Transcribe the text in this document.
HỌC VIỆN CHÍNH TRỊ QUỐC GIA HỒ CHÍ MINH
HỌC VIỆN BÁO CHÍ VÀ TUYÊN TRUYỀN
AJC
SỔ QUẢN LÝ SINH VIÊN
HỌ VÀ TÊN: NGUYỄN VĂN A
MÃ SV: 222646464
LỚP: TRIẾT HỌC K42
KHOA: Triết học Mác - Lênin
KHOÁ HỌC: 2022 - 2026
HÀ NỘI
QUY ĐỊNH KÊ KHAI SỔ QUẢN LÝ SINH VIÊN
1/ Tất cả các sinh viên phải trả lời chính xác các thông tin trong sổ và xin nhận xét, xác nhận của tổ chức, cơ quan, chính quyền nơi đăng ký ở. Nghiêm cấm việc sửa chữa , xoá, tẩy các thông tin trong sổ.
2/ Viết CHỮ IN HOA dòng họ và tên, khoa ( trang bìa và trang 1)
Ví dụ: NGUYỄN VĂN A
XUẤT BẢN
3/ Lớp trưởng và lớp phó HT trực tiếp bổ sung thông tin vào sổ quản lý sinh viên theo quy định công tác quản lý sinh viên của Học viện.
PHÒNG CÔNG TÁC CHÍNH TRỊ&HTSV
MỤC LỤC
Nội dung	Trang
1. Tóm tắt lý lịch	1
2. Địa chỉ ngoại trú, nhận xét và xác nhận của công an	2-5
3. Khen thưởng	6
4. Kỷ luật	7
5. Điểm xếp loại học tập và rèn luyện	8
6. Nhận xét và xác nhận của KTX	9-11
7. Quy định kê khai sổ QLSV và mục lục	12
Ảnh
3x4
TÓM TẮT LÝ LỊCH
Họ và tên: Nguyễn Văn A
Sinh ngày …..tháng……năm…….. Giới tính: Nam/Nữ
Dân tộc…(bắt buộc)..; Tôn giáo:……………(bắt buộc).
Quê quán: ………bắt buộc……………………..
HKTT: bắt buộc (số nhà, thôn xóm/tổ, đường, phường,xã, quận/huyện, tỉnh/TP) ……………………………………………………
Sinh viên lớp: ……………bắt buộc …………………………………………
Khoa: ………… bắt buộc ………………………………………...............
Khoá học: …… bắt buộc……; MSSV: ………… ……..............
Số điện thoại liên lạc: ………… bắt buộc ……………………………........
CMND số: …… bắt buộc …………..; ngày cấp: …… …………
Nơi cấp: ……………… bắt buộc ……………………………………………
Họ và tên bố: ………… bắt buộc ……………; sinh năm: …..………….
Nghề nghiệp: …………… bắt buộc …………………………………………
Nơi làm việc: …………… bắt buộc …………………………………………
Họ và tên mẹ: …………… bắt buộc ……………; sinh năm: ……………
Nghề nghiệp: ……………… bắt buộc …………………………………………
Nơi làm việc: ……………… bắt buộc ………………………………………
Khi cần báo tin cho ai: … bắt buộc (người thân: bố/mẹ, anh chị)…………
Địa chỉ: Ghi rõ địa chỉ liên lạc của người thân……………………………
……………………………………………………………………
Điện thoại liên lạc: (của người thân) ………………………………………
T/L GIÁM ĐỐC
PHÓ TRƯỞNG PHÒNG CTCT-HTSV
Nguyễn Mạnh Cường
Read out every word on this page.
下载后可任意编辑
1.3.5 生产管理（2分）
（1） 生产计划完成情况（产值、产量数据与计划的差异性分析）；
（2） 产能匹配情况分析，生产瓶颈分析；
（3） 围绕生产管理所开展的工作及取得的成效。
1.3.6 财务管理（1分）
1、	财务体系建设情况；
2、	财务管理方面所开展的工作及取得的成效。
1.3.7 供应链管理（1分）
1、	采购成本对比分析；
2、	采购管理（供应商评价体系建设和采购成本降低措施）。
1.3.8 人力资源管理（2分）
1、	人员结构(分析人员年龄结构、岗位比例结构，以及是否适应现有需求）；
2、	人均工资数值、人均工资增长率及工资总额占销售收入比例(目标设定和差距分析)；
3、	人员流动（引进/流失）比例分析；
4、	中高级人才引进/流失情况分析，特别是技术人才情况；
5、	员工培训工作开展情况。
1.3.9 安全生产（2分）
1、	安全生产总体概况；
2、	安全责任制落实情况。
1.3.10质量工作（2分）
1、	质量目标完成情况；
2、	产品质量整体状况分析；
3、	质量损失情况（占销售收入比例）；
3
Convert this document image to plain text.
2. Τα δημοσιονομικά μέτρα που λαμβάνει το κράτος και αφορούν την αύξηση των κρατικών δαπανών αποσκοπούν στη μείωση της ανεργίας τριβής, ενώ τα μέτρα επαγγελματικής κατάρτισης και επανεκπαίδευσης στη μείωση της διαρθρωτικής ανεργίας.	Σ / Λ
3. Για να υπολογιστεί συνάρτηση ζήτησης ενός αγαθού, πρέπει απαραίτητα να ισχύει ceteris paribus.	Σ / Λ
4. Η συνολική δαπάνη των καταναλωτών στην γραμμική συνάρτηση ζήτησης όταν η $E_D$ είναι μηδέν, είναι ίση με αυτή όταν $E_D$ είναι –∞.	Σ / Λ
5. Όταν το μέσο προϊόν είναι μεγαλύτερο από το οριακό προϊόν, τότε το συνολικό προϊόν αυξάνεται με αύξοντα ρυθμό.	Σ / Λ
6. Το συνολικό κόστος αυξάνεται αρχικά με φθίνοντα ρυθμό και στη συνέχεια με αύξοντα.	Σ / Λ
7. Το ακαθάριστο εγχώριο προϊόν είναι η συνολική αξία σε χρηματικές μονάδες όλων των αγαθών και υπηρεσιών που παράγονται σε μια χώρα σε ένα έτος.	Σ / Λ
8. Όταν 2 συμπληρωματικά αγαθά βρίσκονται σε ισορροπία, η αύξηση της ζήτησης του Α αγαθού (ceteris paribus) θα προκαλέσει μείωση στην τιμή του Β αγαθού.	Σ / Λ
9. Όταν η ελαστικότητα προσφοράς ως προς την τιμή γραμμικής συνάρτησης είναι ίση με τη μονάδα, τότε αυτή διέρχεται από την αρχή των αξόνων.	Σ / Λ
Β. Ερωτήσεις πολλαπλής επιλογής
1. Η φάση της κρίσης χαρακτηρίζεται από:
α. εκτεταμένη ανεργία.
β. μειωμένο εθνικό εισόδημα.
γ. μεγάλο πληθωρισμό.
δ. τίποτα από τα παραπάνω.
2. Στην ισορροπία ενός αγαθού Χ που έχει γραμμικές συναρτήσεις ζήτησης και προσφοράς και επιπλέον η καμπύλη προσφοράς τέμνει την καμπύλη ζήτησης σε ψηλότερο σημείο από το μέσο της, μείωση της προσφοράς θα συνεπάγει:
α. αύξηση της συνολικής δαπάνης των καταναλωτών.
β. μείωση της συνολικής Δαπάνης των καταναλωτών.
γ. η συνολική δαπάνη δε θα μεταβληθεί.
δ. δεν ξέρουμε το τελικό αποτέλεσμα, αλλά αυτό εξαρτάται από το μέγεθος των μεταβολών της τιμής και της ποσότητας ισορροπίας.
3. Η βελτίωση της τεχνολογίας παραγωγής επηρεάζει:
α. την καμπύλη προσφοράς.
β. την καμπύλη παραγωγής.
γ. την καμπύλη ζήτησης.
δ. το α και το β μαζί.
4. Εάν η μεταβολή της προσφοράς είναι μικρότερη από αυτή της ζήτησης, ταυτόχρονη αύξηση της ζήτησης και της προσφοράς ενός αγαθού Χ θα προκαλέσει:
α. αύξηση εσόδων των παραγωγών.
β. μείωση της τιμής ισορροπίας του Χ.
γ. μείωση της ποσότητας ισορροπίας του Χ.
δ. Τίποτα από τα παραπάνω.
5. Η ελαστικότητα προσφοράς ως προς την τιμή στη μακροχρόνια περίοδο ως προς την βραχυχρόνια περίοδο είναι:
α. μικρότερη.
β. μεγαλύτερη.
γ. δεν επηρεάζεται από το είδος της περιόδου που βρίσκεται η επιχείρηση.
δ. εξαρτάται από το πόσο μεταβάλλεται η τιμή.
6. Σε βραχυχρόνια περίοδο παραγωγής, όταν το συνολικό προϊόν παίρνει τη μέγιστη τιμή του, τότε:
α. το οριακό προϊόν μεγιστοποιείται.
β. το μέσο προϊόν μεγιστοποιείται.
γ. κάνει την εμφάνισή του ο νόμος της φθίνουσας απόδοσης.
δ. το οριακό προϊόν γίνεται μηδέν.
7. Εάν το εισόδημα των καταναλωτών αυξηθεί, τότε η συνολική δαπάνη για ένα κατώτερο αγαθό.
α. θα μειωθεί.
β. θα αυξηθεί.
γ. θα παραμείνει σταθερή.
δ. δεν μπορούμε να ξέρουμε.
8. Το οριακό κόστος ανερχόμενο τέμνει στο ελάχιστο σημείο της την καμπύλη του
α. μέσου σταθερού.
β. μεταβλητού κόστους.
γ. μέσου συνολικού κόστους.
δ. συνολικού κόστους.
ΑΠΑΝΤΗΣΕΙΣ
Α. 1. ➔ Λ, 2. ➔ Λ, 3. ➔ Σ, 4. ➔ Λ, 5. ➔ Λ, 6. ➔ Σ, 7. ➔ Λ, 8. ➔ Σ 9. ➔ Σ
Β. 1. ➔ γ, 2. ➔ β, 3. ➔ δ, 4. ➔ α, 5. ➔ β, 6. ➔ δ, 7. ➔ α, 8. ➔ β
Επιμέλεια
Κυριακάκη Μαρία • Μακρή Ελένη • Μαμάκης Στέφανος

- **Work to be completed**
How many of the lines above hold "ελαστικότητα"? Answer with only the number.

- **Output**
2